*EXERCISE DETAILS:*
Extract every line where the string "NEUT" appears.

*PROVIDED DATA:*
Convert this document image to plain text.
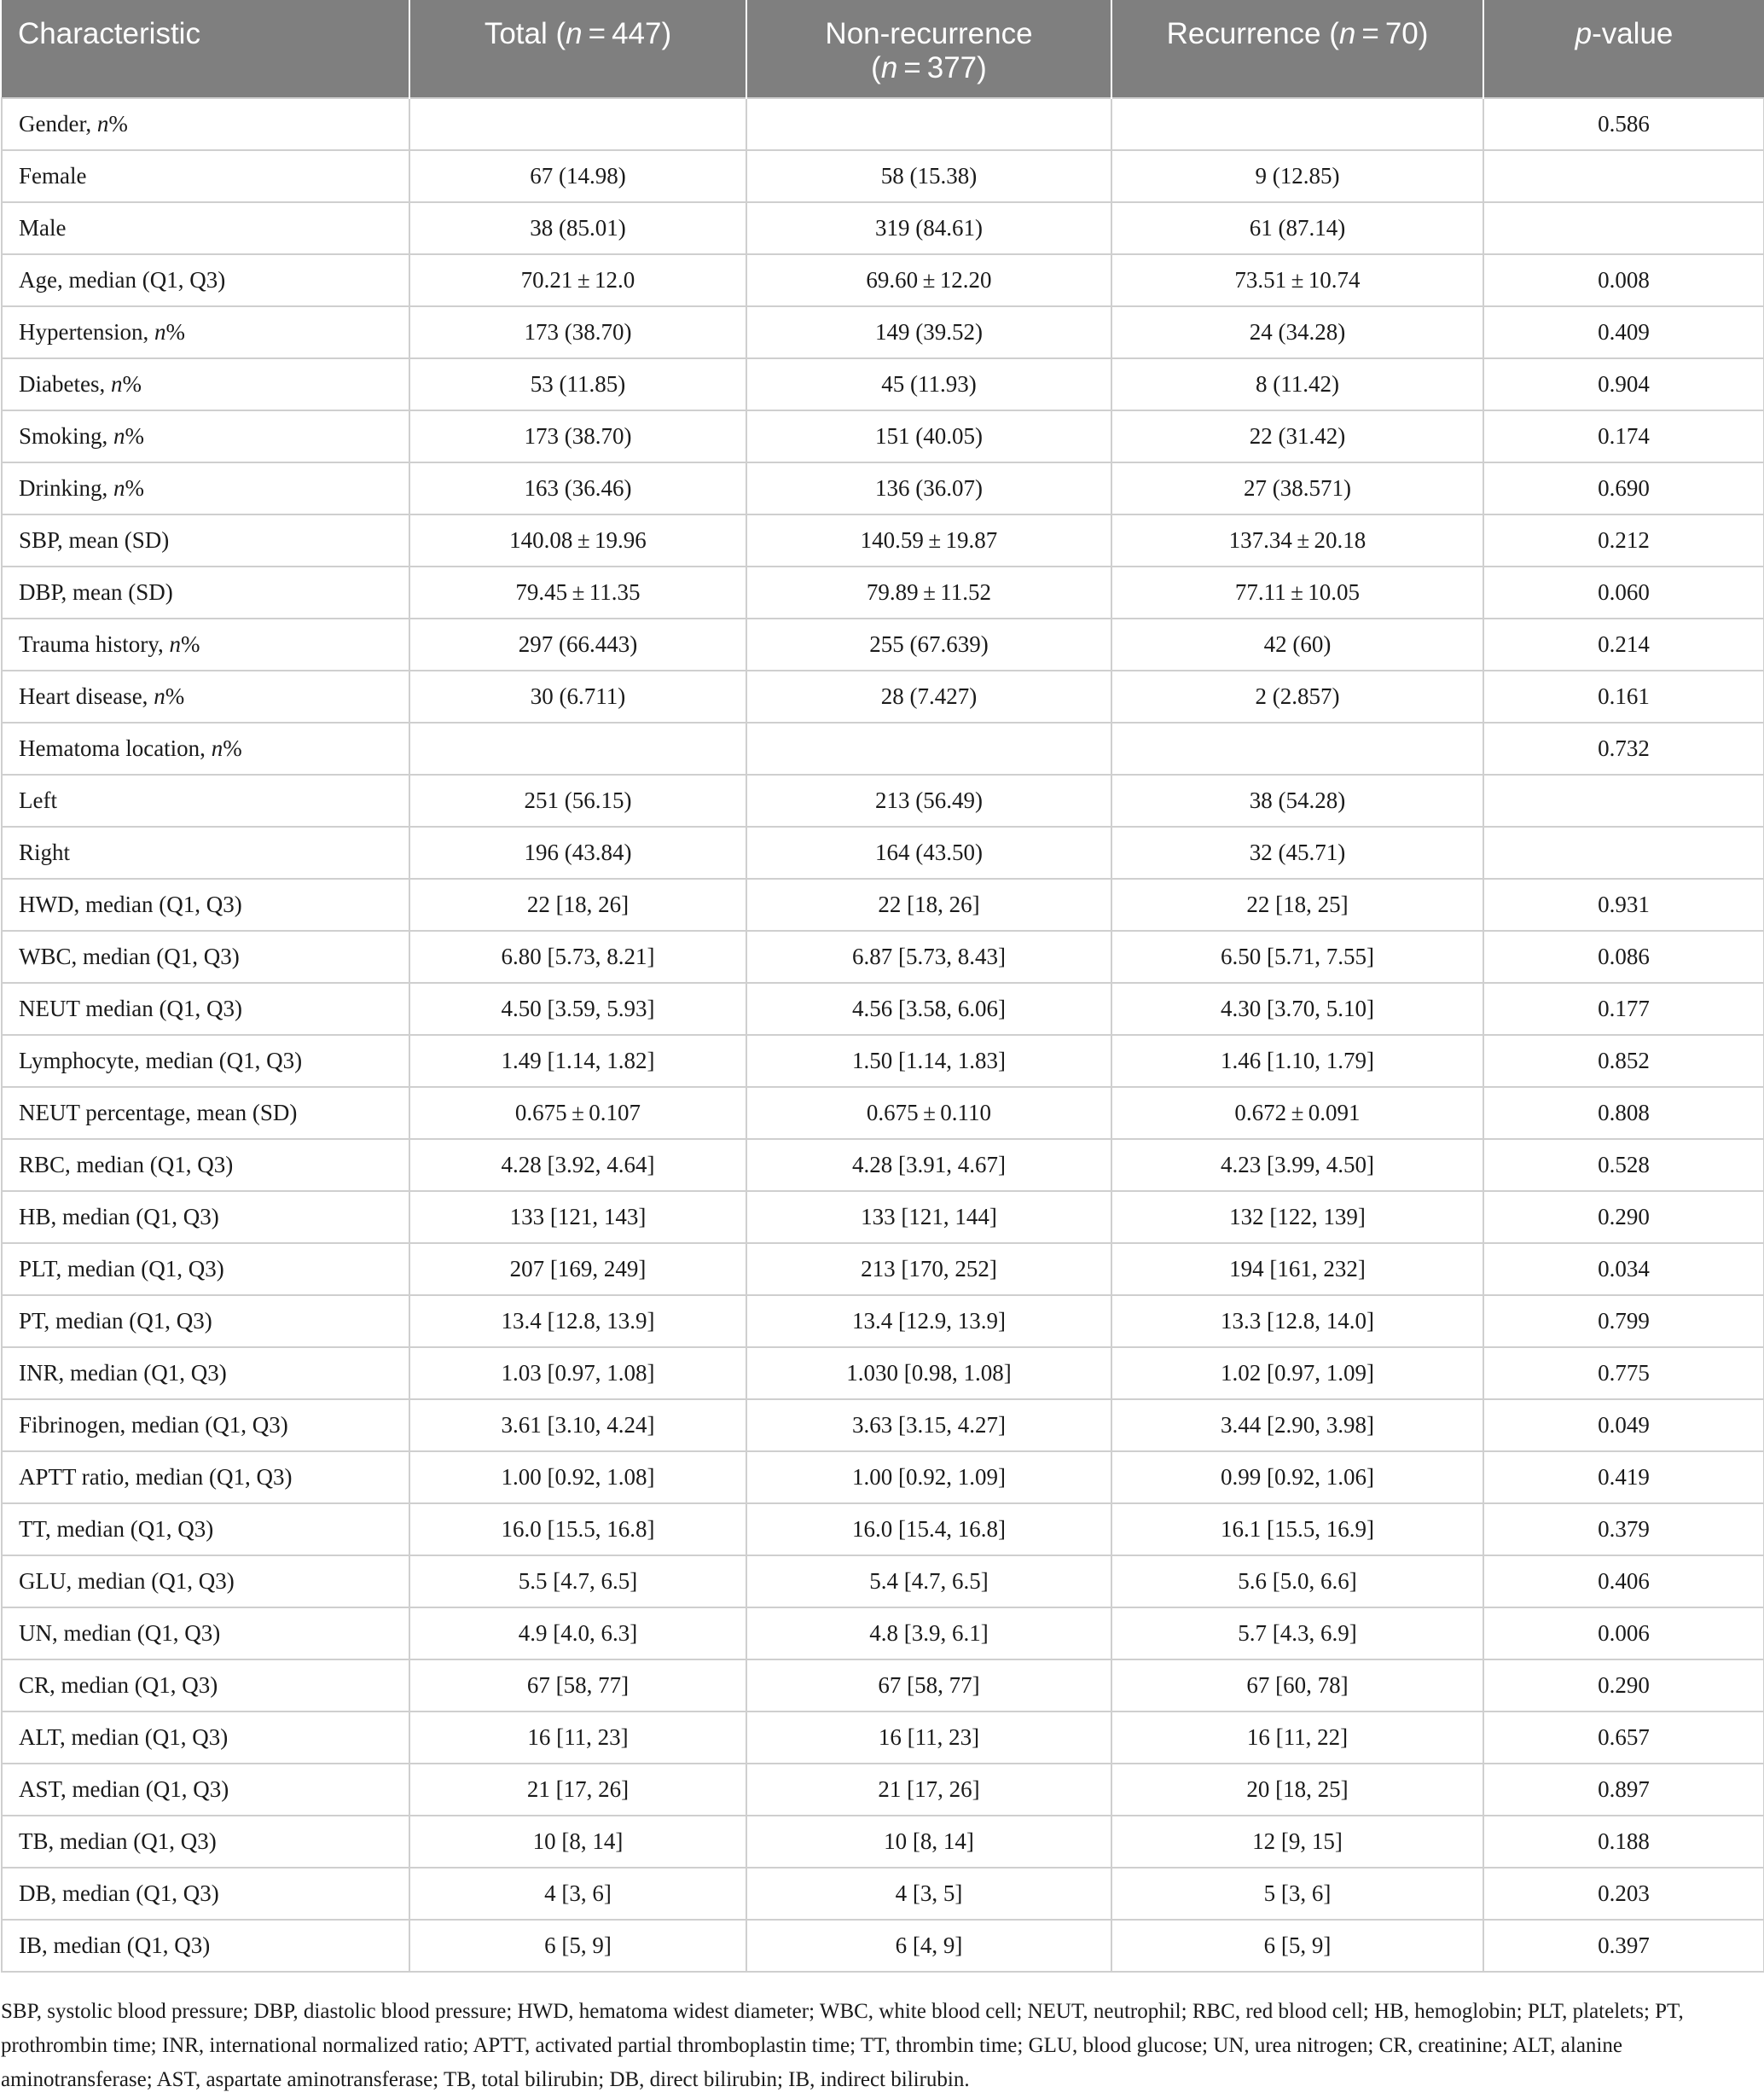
Characteristic	Total (n = 447)	Non-recurrence
(n = 377)	Recurrence (n = 70)	p-value
Gender, n%				0.586
Female	67 (14.98)	58 (15.38)	9 (12.85)	
Male	38 (85.01)	319 (84.61)	61 (87.14)	
Age, median (Q1, Q3)	70.21 ± 12.0	69.60 ± 12.20	73.51 ± 10.74	0.008
Hypertension, n%	173 (38.70)	149 (39.52)	24 (34.28)	0.409
Diabetes, n%	53 (11.85)	45 (11.93)	8 (11.42)	0.904
Smoking, n%	173 (38.70)	151 (40.05)	22 (31.42)	0.174
Drinking, n%	163 (36.46)	136 (36.07)	27 (38.571)	0.690
SBP, mean (SD)	140.08 ± 19.96	140.59 ± 19.87	137.34 ± 20.18	0.212
DBP, mean (SD)	79.45 ± 11.35	79.89 ± 11.52	77.11 ± 10.05	0.060
Trauma history, n%	297 (66.443)	255 (67.639)	42 (60)	0.214
Heart disease, n%	30 (6.711)	28 (7.427)	2 (2.857)	0.161
Hematoma location, n%				0.732
Left	251 (56.15)	213 (56.49)	38 (54.28)	
Right	196 (43.84)	164 (43.50)	32 (45.71)	
HWD, median (Q1, Q3)	22 [18, 26]	22 [18, 26]	22 [18, 25]	0.931
WBC, median (Q1, Q3)	6.80 [5.73, 8.21]	6.87 [5.73, 8.43]	6.50 [5.71, 7.55]	0.086
NEUT median (Q1, Q3)	4.50 [3.59, 5.93]	4.56 [3.58, 6.06]	4.30 [3.70, 5.10]	0.177
Lymphocyte, median (Q1, Q3)	1.49 [1.14, 1.82]	1.50 [1.14, 1.83]	1.46 [1.10, 1.79]	0.852
NEUT percentage, mean (SD)	0.675 ± 0.107	0.675 ± 0.110	0.672 ± 0.091	0.808
RBC, median (Q1, Q3)	4.28 [3.92, 4.64]	4.28 [3.91, 4.67]	4.23 [3.99, 4.50]	0.528
HB, median (Q1, Q3)	133 [121, 143]	133 [121, 144]	132 [122, 139]	0.290
PLT, median (Q1, Q3)	207 [169, 249]	213 [170, 252]	194 [161, 232]	0.034
PT, median (Q1, Q3)	13.4 [12.8, 13.9]	13.4 [12.9, 13.9]	13.3 [12.8, 14.0]	0.799
INR, median (Q1, Q3)	1.03 [0.97, 1.08]	1.030 [0.98, 1.08]	1.02 [0.97, 1.09]	0.775
Fibrinogen, median (Q1, Q3)	3.61 [3.10, 4.24]	3.63 [3.15, 4.27]	3.44 [2.90, 3.98]	0.049
APTT ratio, median (Q1, Q3)	1.00 [0.92, 1.08]	1.00 [0.92, 1.09]	0.99 [0.92, 1.06]	0.419
TT, median (Q1, Q3)	16.0 [15.5, 16.8]	16.0 [15.4, 16.8]	16.1 [15.5, 16.9]	0.379
GLU, median (Q1, Q3)	5.5 [4.7, 6.5]	5.4 [4.7, 6.5]	5.6 [5.0, 6.6]	0.406
UN, median (Q1, Q3)	4.9 [4.0, 6.3]	4.8 [3.9, 6.1]	5.7 [4.3, 6.9]	0.006
CR, median (Q1, Q3)	67 [58, 77]	67 [58, 77]	67 [60, 78]	0.290
ALT, median (Q1, Q3)	16 [11, 23]	16 [11, 23]	16 [11, 22]	0.657
AST, median (Q1, Q3)	21 [17, 26]	21 [17, 26]	20 [18, 25]	0.897
TB, median (Q1, Q3)	10 [8, 14]	10 [8, 14]	12 [9, 15]	0.188
DB, median (Q1, Q3)	4 [3, 6]	4 [3, 5]	5 [3, 6]	0.203
IB, median (Q1, Q3)	6 [5, 9]	6 [4, 9]	6 [5, 9]	0.397
SBP, systolic blood pressure; DBP, diastolic blood pressure; HWD, hematoma widest diameter; WBC, white blood cell; NEUT, neutrophil; RBC, red blood cell; HB, hemoglobin; PLT, platelets; PT, prothrombin time; INR, international normalized ratio; APTT, activated partial thromboplastin time; TT, thrombin time; GLU, blood glucose; UN, urea nitrogen; CR, creatinine; ALT, alanine aminotransferase; AST, aspartate aminotransferase; TB, total bilirubin; DB, direct bilirubin; IB, indirect bilirubin.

*EXPECTED OUTPUT:*
NEUT median (Q1, Q3)	4.50 [3.59, 5.93]	4.56 [3.58, 6.06]	4.30 [3.70, 5.10]	0.177
NEUT percentage, mean (SD)	0.675 ± 0.107	0.675 ± 0.110	0.672 ± 0.091	0.808
SBP, systolic blood pressure; DBP, diastolic blood pressure; HWD, hematoma widest diameter; WBC, white blood cell; NEUT, neutrophil; RBC, red blood cell; HB, hemoglobin; PLT, platelets; PT, prothrombin time; INR, international normalized ratio; APTT, activated partial thromboplastin time; TT, thrombin time; GLU, blood glucose; UN, urea nitrogen; CR, creatinine; ALT, alanine aminotransferase; AST, aspartate aminotransferase; TB, total bilirubin; DB, direct bilirubin; IB, indirect bilirubin.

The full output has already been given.